*EXERCISE*
Reproduce each record below exactly as written.

#### SUPPLIED INFORMATION

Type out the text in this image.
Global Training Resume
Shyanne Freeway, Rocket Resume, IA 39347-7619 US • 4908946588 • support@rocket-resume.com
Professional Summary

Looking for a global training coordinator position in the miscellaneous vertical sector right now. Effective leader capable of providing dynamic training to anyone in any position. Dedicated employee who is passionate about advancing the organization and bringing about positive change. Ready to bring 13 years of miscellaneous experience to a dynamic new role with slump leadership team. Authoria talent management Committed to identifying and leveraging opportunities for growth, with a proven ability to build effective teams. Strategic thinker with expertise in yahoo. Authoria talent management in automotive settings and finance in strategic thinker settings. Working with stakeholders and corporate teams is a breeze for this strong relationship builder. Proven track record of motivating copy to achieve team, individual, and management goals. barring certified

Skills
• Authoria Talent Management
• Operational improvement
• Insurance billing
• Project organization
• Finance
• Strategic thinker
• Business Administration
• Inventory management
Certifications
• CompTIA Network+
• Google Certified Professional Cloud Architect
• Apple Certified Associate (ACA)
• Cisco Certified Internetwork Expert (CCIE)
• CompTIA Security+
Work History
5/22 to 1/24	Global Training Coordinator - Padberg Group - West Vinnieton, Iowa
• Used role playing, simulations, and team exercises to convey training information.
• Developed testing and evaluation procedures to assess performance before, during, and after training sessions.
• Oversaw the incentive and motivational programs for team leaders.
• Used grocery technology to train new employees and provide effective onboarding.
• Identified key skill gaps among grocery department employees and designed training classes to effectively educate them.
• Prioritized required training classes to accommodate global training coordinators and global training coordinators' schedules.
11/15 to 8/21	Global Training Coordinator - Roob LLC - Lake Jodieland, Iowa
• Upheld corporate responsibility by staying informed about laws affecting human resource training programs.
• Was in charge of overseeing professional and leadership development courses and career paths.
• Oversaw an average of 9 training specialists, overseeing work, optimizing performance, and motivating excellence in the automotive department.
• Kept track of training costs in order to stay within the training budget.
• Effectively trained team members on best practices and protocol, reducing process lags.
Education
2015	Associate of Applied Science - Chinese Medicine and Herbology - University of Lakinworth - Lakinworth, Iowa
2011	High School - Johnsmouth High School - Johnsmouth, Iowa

########

*RESULT OF THIS TASK*
Type out the text in this image.
Global Training Resume
Shyanne Freeway, Rocket Resume, IA 39347-7619 US • 4908946588 • support@rocket-resume.com
Professional Summary

Looking for a global training coordinator position in the miscellaneous vertical sector right now. Effective leader capable of providing dynamic training to anyone in any position. Dedicated employee who is passionate about advancing the organization and bringing about positive change. Ready to bring 13 years of miscellaneous experience to a dynamic new role with slump leadership team. Authoria talent management Committed to identifying and leveraging opportunities for growth, with a proven ability to build effective teams. Strategic thinker with expertise in yahoo. Authoria talent management in automotive settings and finance in strategic thinker settings. Working with stakeholders and corporate teams is a breeze for this strong relationship builder. Proven track record of motivating copy to achieve team, individual, and management goals. barring certified

Skills
• Authoria Talent Management
• Operational improvement
• Insurance billing
• Project organization
• Finance
• Strategic thinker
• Business Administration
• Inventory management
Certifications
• CompTIA Network+
• Google Certified Professional Cloud Architect
• Apple Certified Associate (ACA)
• Cisco Certified Internetwork Expert (CCIE)
• CompTIA Security+
Work History
5/22 to 1/24	Global Training Coordinator - Padberg Group - West Vinnieton, Iowa
• Used role playing, simulations, and team exercises to convey training information.
• Developed testing and evaluation procedures to assess performance before, during, and after training sessions.
• Oversaw the incentive and motivational programs for team leaders.
• Used grocery technology to train new employees and provide effective onboarding.
• Identified key skill gaps among grocery department employees and designed training classes to effectively educate them.
• Prioritized required training classes to accommodate global training coordinators and global training coordinators' schedules.
11/15 to 8/21	Global Training Coordinator - Roob LLC - Lake Jodieland, Iowa
• Upheld corporate responsibility by staying informed about laws affecting human resource training programs.
• Was in charge of overseeing professional and leadership development courses and career paths.
• Oversaw an average of 9 training specialists, overseeing work, optimizing performance, and motivating excellence in the automotive department.
• Kept track of training costs in order to stay within the training budget.
• Effectively trained team members on best practices and protocol, reducing process lags.
Education
2015	Associate of Applied Science - Chinese Medicine and Herbology - University of Lakinworth - Lakinworth, Iowa
2011	High School - Johnsmouth High School - Johnsmouth, Iowa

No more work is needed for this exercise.